* [Supplied records]:
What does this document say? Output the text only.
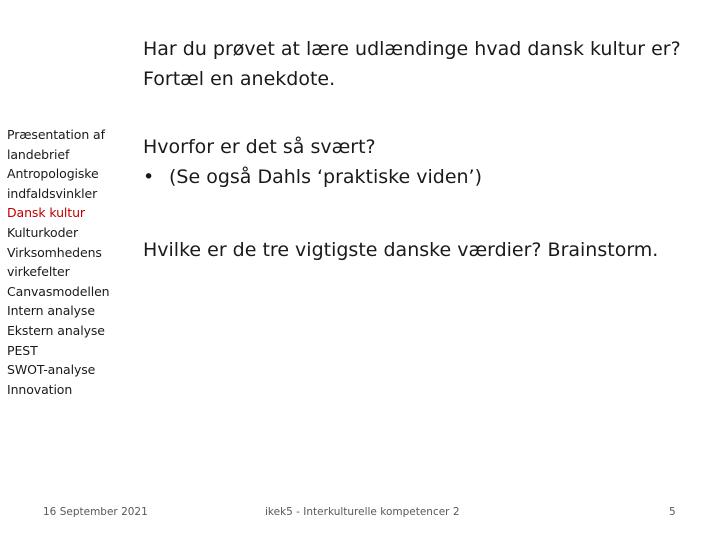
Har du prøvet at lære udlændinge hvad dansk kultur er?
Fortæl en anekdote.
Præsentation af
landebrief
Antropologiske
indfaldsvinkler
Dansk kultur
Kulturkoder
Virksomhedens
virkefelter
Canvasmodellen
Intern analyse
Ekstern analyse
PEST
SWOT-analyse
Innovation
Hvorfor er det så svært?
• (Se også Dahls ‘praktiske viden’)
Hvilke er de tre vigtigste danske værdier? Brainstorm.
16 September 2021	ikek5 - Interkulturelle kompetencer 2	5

* [What you should do]: Omit all pictures while transcribing the entries verbatim.

* [Expected answer]:
What does this document say? Output the text only.
Har du prøvet at lære udlændinge hvad dansk kultur er?
Fortæl en anekdote.
Præsentation af
landebrief
Antropologiske
indfaldsvinkler
Dansk kultur
Kulturkoder
Virksomhedens
virkefelter
Canvasmodellen
Intern analyse
Ekstern analyse
PEST
SWOT-analyse
Innovation
Hvorfor er det så svært?
• (Se også Dahls ‘praktiske viden’)
Hvilke er de tre vigtigste danske værdier? Brainstorm.
16 September 2021	ikek5 - Interkulturelle kompetencer 2	5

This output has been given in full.